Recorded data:
------------------------------------------------------------

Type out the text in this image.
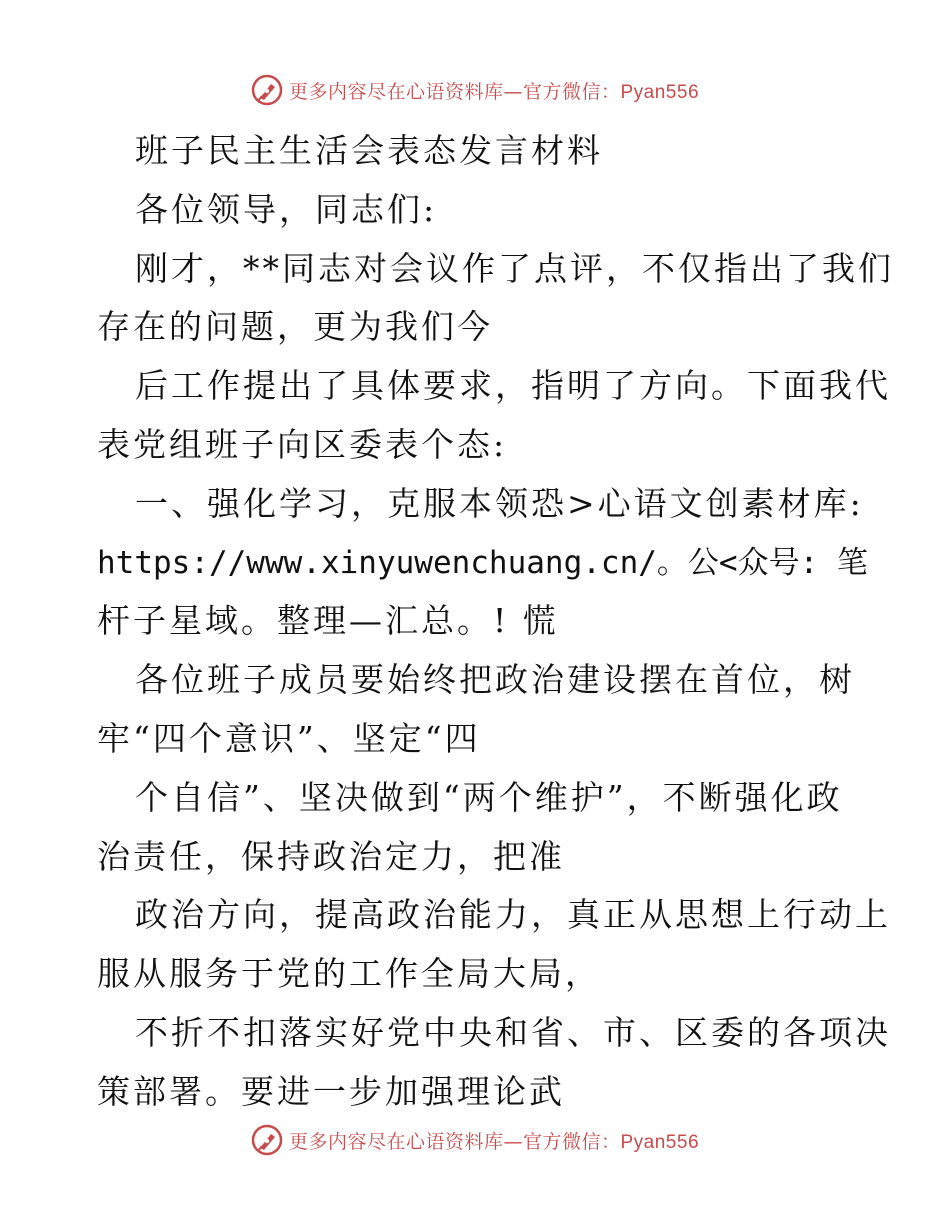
更多内容尽在心语资料库—官方微信：Pyan556
班子民主生活会表态发言材料
各位领导，同志们:
刚才，**同志对会议作了点评，不仅指出了我们
存在的问题，更为我们今
后工作提出了具体要求，指明了方向。下面我代
表党组班子向区委表个态:
一、强化学习，克服本领恐>心语文创素材库:
https://www.xinyuwenchuang.cn/。公<众号: 笔
杆子星域。整理—汇总。! 慌
各位班子成员要始终把政治建设摆在首位，树
牢“四个意识”、坚定“四
个自信”、坚决做到“两个维护”，不断强化政
治责任，保持政治定力，把准
政治方向，提高政治能力，真正从思想上行动上
服从服务于党的工作全局大局，
不折不扣落实好党中央和省、市、区委的各项决
策部署。要进一步加强理论武
更多内容尽在心语资料库—官方微信：Pyan556
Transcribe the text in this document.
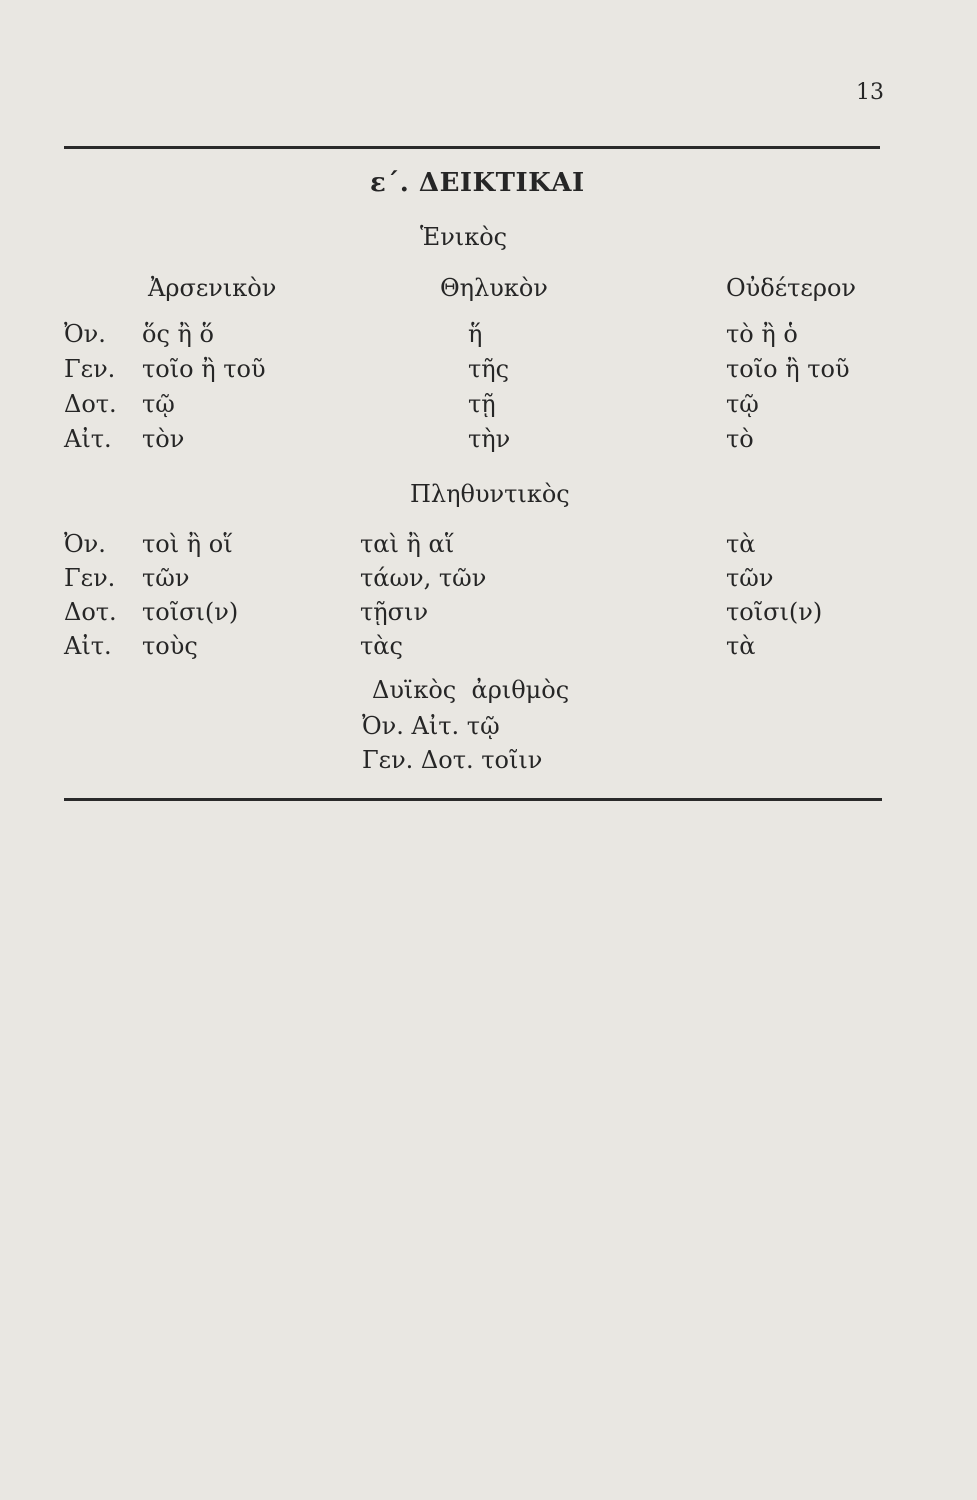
13
ε΄. ΔΕΙΚΤΙΚΑΙ
Ἑνικὸς
Ἀρσενικὸν	Θηλυκὸν	Οὐδέτερον
Ὀν. ὅς ἢ ὅ	ἥ	τὸ ἢ ὁ
Γεν. τοῖο ἢ τοῦ	τῆς	τοῖο ἢ τοῦ
Δοτ. τῷ	τῇ	τῷ
Αἰτ. τὸν	τὴν	τὸ
Πληθυντικὸς
Ὀν. τοὶ ἢ οἵ	ταὶ ἢ αἵ	τὰ
Γεν. τῶν	τάων, τῶν	τῶν
Δοτ. τοῖσι(ν)	τῇσιν	τοῖσι(ν)
Αἰτ. τοὺς	τὰς	τὰ
Δυϊκὸς  ἀριθμὸς
Ὀν. Αἰτ. τῷ
Γεν. Δοτ. τοῖιν
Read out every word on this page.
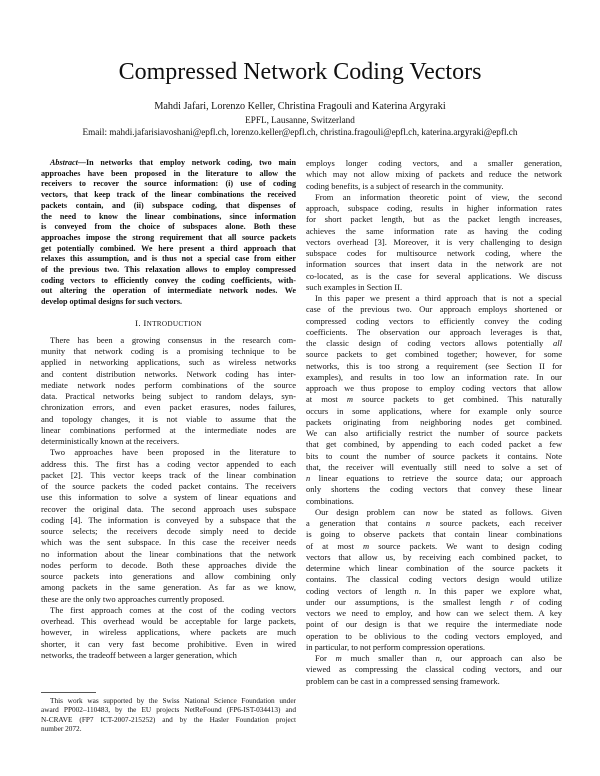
Compressed Network Coding Vectors
Mahdi Jafari, Lorenzo Keller, Christina Fragouli and Katerina Argyraki
EPFL, Lausanne, Switzerland
Email: mahdi.jafarisiavoshani@epfl.ch, lorenzo.keller@epfl.ch, christina.fragouli@epfl.ch, katerina.argyraki@epfl.ch
Abstract—In networks that employ network coding, two main
approaches have been proposed in the literature to allow the
receivers to recover the source information: (i) use of coding
vectors, that keep track of the linear combinations the received
packets contain, and (ii) subspace coding, that dispenses of
the need to know the linear combinations, since information
is conveyed from the choice of subspaces alone. Both these
approaches impose the strong requirement that all source packets
get potentially combined. We here present a third approach that
relaxes this assumption, and is thus not a special case from either
of the previous two. This relaxation allows to employ compressed
coding vectors to efficiently convey the coding coefficients, with-
out altering the operation of intermediate network nodes. We
develop optimal designs for such vectors.
I. INTRODUCTION
There has been a growing consensus in the research com-
munity that network coding is a promising technique to be
applied in networking applications, such as wireless networks
and content distribution networks. Network coding has inter-
mediate network nodes perform combinations of the source
data. Practical networks being subject to random delays, syn-
chronization errors, and even packet erasures, nodes failures,
and topology changes, it is not viable to assume that the
linear combinations performed at the intermediate nodes are
deterministically known at the receivers.
Two approaches have been proposed in the literature to
address this. The first has a coding vector appended to each
packet [2]. This vector keeps track of the linear combination
of the source packets the coded packet contains. The receivers
use this information to solve a system of linear equations and
recover the original data. The second approach uses subspace
coding [4]. The information is conveyed by a subspace that the
source selects; the receivers decode simply need to decide
which was the sent subspace. In this case the receiver needs
no information about the linear combinations that the network
nodes perform to decode. Both these approaches divide the
source packets into generations and allow combining only
among packets in the same generation. As far as we know,
these are the only two approaches currently proposed.
The first approach comes at the cost of the coding vectors
overhead. This overhead would be acceptable for large packets,
however, in wireless applications, where packets are much
shorter, it can very fast become prohibitive. Even in wired
networks, the tradeoff between a larger generation, which
This work was supported by the Swiss National Science Foundation under
award PP002–110483, by the EU projects NetReFound (FP6-IST-034413) and
N-CRAVE (FP7 ICT-2007-215252) and by the Hasler Foundation project
number 2072.
employs longer coding vectors, and a smaller generation,
which may not allow mixing of packets and reduce the network
coding benefits, is a subject of research in the community.
From an information theoretic point of view, the second
approach, subspace coding, results in higher information rates
for short packet length, but as the packet length increases,
achieves the same information rate as having the coding
vectors overhead [3]. Moreover, it is very challenging to design
subspace codes for multisource network coding, where the
information sources that insert data in the network are not
co-located, as is the case for several applications. We discuss
such examples in Section II.
In this paper we present a third approach that is not a special
case of the previous two. Our approach employs shortened or
compressed coding vectors to efficiently convey the coding
coefficients. The observation our approach leverages is that,
the classic design of coding vectors allows potentially all
source packets to get combined together; however, for some
networks, this is too strong a requirement (see Section II for
examples), and results in too low an information rate. In our
approach we thus propose to employ coding vectors that allow
at most m source packets to get combined. This naturally
occurs in some applications, where for example only source
packets originating from neighboring nodes get combined.
We can also artificially restrict the number of source packets
that get combined, by appending to each coded packet a few
bits to count the number of source packets it contains. Note
that, the receiver will eventually still need to solve a set of
n linear equations to retrieve the source data; our approach
only shortens the coding vectors that convey these linear
combinations.
Our design problem can now be stated as follows. Given
a generation that contains n source packets, each receiver
is going to observe packets that contain linear combinations
of at most m source packets. We want to design coding
vectors that allow us, by receiving each combined packet, to
determine which linear combination of the source packets it
contains. The classical coding vectors design would utilize
coding vectors of length n. In this paper we explore what,
under our assumptions, is the smallest length r of coding
vectors we need to employ, and how can we select them. A key
point of our design is that we require the intermediate node
operation to be oblivious to the coding vectors employed, and
in particular, to not perform compression operations.
For m much smaller than n, our approach can also be
viewed as compressing the classical coding vectors, and our
problem can be cast in a compressed sensing framework.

------------------------------------------------------------

With the pictures left out, transcribe the material exactly.

- EXERCISE RESPONSE:
Type out the text in this image.
更多内容尽在心语资料库—官方微信：Pyan556
班子民主生活会表态发言材料
各位领导，同志们:
刚才，**同志对会议作了点评，不仅指出了我们
存在的问题，更为我们今
后工作提出了具体要求，指明了方向。下面我代
表党组班子向区委表个态:
一、强化学习，克服本领恐>心语文创素材库:
https://www.xinyuwenchuang.cn/。公<众号: 笔
杆子星域。整理—汇总。! 慌
各位班子成员要始终把政治建设摆在首位，树
牢“四个意识”、坚定“四
个自信”、坚决做到“两个维护”，不断强化政
治责任，保持政治定力，把准
政治方向，提高政治能力，真正从思想上行动上
服从服务于党的工作全局大局，
不折不扣落实好党中央和省、市、区委的各项决
策部署。要进一步加强理论武
更多内容尽在心语资料库—官方微信：Pyan556
Transcribe the text in this document.
13
ε΄. ΔΕΙΚΤΙΚΑΙ
Ἑνικὸς
Ἀρσενικὸν	Θηλυκὸν	Οὐδέτερον
Ὀν. ὅς ἢ ὅ	ἥ	τὸ ἢ ὁ
Γεν. τοῖο ἢ τοῦ	τῆς	τοῖο ἢ τοῦ
Δοτ. τῷ	τῇ	τῷ
Αἰτ. τὸν	τὴν	τὸ
Πληθυντικὸς
Ὀν. τοὶ ἢ οἵ	ταὶ ἢ αἵ	τὰ
Γεν. τῶν	τάων, τῶν	τῶν
Δοτ. τοῖσι(ν)	τῇσιν	τοῖσι(ν)
Αἰτ. τοὺς	τὰς	τὰ
Δυϊκὸς  ἀριθμὸς
Ὀν. Αἰτ. τῷ
Γεν. Δοτ. τοῖιν
Read out every word on this page.
Compressed Network Coding Vectors
Mahdi Jafari, Lorenzo Keller, Christina Fragouli and Katerina Argyraki
EPFL, Lausanne, Switzerland
Email: mahdi.jafarisiavoshani@epfl.ch, lorenzo.keller@epfl.ch, christina.fragouli@epfl.ch, katerina.argyraki@epfl.ch
Abstract—In networks that employ network coding, two main
approaches have been proposed in the literature to allow the
receivers to recover the source information: (i) use of coding
vectors, that keep track of the linear combinations the received
packets contain, and (ii) subspace coding, that dispenses of
the need to know the linear combinations, since information
is conveyed from the choice of subspaces alone. Both these
approaches impose the strong requirement that all source packets
get potentially combined. We here present a third approach that
relaxes this assumption, and is thus not a special case from either
of the previous two. This relaxation allows to employ compressed
coding vectors to efficiently convey the coding coefficients, with-
out altering the operation of intermediate network nodes. We
develop optimal designs for such vectors.
I. INTRODUCTION
There has been a growing consensus in the research com-
munity that network coding is a promising technique to be
applied in networking applications, such as wireless networks
and content distribution networks. Network coding has inter-
mediate network nodes perform combinations of the source
data. Practical networks being subject to random delays, syn-
chronization errors, and even packet erasures, nodes failures,
and topology changes, it is not viable to assume that the
linear combinations performed at the intermediate nodes are
deterministically known at the receivers.
Two approaches have been proposed in the literature to
address this. The first has a coding vector appended to each
packet [2]. This vector keeps track of the linear combination
of the source packets the coded packet contains. The receivers
use this information to solve a system of linear equations and
recover the original data. The second approach uses subspace
coding [4]. The information is conveyed by a subspace that the
source selects; the receivers decode simply need to decide
which was the sent subspace. In this case the receiver needs
no information about the linear combinations that the network
nodes perform to decode. Both these approaches divide the
source packets into generations and allow combining only
among packets in the same generation. As far as we know,
these are the only two approaches currently proposed.
The first approach comes at the cost of the coding vectors
overhead. This overhead would be acceptable for large packets,
however, in wireless applications, where packets are much
shorter, it can very fast become prohibitive. Even in wired
networks, the tradeoff between a larger generation, which
This work was supported by the Swiss National Science Foundation under
award PP002–110483, by the EU projects NetReFound (FP6-IST-034413) and
N-CRAVE (FP7 ICT-2007-215252) and by the Hasler Foundation project
number 2072.
employs longer coding vectors, and a smaller generation,
which may not allow mixing of packets and reduce the network
coding benefits, is a subject of research in the community.
From an information theoretic point of view, the second
approach, subspace coding, results in higher information rates
for short packet length, but as the packet length increases,
achieves the same information rate as having the coding
vectors overhead [3]. Moreover, it is very challenging to design
subspace codes for multisource network coding, where the
information sources that insert data in the network are not
co-located, as is the case for several applications. We discuss
such examples in Section II.
In this paper we present a third approach that is not a special
case of the previous two. Our approach employs shortened or
compressed coding vectors to efficiently convey the coding
coefficients. The observation our approach leverages is that,
the classic design of coding vectors allows potentially all
source packets to get combined together; however, for some
networks, this is too strong a requirement (see Section II for
examples), and results in too low an information rate. In our
approach we thus propose to employ coding vectors that allow
at most m source packets to get combined. This naturally
occurs in some applications, where for example only source
packets originating from neighboring nodes get combined.
We can also artificially restrict the number of source packets
that get combined, by appending to each coded packet a few
bits to count the number of source packets it contains. Note
that, the receiver will eventually still need to solve a set of
n linear equations to retrieve the source data; our approach
only shortens the coding vectors that convey these linear
combinations.
Our design problem can now be stated as follows. Given
a generation that contains n source packets, each receiver
is going to observe packets that contain linear combinations
of at most m source packets. We want to design coding
vectors that allow us, by receiving each combined packet, to
determine which linear combination of the source packets it
contains. The classical coding vectors design would utilize
coding vectors of length n. In this paper we explore what,
under our assumptions, is the smallest length r of coding
vectors we need to employ, and how can we select them. A key
point of our design is that we require the intermediate node
operation to be oblivious to the coding vectors employed, and
in particular, to not perform compression operations.
For m much smaller than n, our approach can also be
viewed as compressing the classical coding vectors, and our
problem can be cast in a compressed sensing framework.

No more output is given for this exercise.